Direction: Assemble all lines in which the string "cent" appears.

====== Input material ======

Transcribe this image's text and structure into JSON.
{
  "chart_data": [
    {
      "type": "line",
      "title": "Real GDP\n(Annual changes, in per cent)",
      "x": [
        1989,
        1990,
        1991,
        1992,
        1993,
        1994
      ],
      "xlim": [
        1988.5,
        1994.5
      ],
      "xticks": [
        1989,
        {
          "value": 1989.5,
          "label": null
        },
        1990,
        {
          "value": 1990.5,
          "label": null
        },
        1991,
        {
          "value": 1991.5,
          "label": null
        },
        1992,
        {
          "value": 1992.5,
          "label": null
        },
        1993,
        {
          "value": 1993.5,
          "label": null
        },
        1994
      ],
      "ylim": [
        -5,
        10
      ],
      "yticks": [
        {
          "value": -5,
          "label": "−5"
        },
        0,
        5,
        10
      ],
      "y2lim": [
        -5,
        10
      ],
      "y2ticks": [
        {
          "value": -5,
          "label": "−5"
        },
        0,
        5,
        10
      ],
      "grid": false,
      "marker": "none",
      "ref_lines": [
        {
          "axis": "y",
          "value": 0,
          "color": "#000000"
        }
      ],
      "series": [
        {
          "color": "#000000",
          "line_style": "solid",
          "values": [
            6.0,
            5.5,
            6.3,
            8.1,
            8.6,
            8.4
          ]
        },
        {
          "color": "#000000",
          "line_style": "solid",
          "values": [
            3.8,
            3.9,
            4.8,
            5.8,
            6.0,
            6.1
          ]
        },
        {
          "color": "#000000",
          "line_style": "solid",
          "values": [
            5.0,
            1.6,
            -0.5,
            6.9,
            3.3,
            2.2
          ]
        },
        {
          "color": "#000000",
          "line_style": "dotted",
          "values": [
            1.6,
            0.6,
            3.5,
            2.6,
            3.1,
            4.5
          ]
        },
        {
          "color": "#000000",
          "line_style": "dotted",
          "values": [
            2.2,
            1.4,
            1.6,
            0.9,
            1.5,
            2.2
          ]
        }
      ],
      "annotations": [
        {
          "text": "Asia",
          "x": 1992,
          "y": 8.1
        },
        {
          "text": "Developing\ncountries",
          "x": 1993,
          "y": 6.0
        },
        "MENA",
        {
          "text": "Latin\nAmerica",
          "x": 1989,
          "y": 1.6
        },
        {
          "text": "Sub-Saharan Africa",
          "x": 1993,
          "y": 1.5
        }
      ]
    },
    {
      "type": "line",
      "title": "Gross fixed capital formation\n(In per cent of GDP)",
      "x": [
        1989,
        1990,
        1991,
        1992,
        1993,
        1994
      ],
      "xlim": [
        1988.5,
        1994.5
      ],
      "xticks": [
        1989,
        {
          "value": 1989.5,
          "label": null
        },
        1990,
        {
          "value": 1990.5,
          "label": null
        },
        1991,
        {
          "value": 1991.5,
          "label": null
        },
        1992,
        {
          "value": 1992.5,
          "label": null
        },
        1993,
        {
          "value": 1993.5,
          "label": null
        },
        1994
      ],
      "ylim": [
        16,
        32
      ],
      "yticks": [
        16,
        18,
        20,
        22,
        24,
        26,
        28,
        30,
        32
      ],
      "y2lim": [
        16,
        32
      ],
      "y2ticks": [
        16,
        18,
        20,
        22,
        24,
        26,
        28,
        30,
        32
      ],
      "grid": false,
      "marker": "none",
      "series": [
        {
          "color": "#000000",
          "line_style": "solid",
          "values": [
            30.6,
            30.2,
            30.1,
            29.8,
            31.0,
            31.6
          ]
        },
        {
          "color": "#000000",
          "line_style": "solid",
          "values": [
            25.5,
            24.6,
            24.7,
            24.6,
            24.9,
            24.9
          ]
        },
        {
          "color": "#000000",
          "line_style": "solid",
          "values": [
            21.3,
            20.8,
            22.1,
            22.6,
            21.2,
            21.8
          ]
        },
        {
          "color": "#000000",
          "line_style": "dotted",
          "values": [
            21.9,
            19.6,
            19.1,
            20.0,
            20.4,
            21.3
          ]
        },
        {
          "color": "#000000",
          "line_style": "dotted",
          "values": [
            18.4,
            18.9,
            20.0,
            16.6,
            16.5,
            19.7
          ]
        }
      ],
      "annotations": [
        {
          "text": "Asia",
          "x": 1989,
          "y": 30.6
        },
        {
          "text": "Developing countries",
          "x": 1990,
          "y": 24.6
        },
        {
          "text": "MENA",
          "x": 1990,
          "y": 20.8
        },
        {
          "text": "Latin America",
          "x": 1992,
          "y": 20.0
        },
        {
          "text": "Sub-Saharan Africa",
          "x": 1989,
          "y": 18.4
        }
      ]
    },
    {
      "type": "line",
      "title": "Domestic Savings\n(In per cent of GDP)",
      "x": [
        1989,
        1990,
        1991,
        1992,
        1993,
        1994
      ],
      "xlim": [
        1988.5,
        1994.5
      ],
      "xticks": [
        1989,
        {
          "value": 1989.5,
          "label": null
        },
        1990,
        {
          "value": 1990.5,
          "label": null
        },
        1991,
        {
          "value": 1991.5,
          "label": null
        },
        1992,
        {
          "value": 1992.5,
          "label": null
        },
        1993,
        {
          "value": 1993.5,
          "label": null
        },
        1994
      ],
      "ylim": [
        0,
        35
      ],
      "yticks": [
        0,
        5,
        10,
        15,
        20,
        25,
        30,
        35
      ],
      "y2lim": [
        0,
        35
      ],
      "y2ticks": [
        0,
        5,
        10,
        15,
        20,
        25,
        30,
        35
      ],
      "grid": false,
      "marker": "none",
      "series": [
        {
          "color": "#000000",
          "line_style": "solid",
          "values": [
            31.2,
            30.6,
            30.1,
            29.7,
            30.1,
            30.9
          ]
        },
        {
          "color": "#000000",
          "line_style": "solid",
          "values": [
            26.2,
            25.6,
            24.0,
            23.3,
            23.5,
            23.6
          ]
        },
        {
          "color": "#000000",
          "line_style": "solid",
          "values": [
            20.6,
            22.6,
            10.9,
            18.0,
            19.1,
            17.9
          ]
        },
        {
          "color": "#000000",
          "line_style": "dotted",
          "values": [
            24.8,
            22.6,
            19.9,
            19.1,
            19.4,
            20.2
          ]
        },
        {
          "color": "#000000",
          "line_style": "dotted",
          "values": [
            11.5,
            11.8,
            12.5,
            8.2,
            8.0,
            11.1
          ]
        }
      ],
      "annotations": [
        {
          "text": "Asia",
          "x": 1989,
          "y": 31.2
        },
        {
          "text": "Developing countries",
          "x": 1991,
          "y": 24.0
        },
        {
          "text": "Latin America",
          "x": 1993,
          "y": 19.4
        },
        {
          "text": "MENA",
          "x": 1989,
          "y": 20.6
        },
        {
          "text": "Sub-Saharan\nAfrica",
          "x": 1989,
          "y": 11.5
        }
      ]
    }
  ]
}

======

Written response:
      "title": "Real GDP\n(Annual changes, in per cent)",
      "title": "Gross fixed capital formation\n(In per cent of GDP)",
      "title": "Domestic Savings\n(In per cent of GDP)",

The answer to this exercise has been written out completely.